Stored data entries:
= = = = = = =

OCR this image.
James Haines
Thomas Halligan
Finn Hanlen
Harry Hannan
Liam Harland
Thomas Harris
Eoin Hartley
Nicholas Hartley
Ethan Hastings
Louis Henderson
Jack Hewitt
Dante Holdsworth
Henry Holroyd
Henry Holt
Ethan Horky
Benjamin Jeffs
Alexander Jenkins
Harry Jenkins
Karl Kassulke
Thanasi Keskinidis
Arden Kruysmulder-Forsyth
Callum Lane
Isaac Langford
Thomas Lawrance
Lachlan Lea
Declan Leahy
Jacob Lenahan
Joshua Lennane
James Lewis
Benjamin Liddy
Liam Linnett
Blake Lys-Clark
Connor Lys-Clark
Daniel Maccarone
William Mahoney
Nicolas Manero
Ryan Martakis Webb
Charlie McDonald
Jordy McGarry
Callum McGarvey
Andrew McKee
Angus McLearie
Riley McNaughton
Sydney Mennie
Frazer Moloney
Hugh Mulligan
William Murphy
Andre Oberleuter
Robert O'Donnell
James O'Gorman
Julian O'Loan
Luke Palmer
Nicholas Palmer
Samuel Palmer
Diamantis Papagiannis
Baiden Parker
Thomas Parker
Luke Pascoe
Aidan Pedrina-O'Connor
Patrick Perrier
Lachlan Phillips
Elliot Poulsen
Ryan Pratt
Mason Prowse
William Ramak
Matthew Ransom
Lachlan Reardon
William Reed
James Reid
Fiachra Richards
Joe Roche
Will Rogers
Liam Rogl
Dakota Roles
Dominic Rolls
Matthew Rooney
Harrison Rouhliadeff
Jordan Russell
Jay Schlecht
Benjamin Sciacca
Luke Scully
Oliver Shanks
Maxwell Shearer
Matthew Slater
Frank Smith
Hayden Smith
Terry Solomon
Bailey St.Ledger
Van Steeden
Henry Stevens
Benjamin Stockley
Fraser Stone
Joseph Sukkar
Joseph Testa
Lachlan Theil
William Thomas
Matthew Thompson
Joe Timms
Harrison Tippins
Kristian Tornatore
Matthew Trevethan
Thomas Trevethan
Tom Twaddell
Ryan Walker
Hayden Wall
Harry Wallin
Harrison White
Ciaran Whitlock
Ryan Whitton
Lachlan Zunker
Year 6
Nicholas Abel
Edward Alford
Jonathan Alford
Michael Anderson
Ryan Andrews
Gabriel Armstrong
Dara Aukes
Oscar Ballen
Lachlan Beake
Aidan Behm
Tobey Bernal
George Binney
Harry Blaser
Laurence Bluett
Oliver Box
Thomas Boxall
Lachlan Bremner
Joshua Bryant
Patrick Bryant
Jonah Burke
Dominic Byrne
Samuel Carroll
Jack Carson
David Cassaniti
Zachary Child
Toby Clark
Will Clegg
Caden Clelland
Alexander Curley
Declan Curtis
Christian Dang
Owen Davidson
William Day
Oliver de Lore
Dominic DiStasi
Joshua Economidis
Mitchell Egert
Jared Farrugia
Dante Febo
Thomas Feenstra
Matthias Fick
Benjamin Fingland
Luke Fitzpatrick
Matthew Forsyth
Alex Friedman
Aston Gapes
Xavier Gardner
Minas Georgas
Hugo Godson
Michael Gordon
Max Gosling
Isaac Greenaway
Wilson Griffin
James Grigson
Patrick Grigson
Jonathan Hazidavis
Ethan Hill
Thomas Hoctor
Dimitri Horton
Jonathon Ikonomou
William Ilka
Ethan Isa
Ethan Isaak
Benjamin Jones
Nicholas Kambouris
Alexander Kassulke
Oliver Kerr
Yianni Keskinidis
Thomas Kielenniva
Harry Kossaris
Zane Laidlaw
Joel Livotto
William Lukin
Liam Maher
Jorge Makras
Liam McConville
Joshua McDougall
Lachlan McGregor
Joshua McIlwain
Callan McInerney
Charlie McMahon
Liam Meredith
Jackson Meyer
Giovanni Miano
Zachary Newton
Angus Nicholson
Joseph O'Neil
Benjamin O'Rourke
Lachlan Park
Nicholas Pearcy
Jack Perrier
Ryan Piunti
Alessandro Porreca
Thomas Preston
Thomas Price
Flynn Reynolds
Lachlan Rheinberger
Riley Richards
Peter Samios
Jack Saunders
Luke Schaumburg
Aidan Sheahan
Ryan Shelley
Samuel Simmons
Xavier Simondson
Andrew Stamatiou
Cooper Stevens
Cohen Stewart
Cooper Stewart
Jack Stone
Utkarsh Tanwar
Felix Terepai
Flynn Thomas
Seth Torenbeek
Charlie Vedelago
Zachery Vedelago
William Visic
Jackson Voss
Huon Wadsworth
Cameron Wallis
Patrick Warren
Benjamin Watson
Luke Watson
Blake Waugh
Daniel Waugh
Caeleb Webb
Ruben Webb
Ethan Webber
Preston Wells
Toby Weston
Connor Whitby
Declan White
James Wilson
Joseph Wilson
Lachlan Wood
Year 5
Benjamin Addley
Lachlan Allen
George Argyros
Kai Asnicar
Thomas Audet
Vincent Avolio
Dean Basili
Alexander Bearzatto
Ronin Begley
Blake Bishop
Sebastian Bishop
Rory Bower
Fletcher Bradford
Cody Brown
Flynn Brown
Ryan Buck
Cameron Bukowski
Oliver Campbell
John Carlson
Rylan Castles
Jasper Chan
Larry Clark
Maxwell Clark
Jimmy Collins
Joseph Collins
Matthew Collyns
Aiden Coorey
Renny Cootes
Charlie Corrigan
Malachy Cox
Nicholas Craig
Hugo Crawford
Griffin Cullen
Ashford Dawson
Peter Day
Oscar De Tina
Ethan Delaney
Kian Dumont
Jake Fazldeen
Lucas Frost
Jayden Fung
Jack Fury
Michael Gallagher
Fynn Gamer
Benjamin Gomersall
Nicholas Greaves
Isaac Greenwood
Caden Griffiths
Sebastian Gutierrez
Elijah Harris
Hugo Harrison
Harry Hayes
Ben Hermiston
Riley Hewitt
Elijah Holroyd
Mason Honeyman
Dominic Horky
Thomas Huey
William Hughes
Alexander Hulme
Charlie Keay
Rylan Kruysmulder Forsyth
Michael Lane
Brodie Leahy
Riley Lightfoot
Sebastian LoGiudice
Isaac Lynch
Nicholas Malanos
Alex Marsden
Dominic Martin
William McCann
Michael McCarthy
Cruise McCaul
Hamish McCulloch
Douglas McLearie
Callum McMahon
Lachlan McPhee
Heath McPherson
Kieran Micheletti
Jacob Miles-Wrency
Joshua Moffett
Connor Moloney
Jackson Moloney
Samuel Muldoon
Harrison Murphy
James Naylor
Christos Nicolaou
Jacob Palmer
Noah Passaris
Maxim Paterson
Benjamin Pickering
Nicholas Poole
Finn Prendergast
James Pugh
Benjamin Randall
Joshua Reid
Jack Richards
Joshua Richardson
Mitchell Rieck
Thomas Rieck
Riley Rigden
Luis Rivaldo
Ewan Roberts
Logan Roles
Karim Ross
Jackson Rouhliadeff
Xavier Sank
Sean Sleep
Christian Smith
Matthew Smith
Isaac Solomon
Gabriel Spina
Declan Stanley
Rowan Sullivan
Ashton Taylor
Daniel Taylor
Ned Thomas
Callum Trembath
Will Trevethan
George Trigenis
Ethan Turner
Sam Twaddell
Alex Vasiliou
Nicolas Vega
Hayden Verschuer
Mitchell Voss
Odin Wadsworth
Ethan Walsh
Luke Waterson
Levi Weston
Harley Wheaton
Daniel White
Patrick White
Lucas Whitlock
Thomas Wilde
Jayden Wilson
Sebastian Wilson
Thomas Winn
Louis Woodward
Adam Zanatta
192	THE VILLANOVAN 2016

= = = = = = =

◆ TASK GOAL:
The answer is a single number: how many lines include the word "Harrison"?

◆ EXPECTED OUTPUT:
5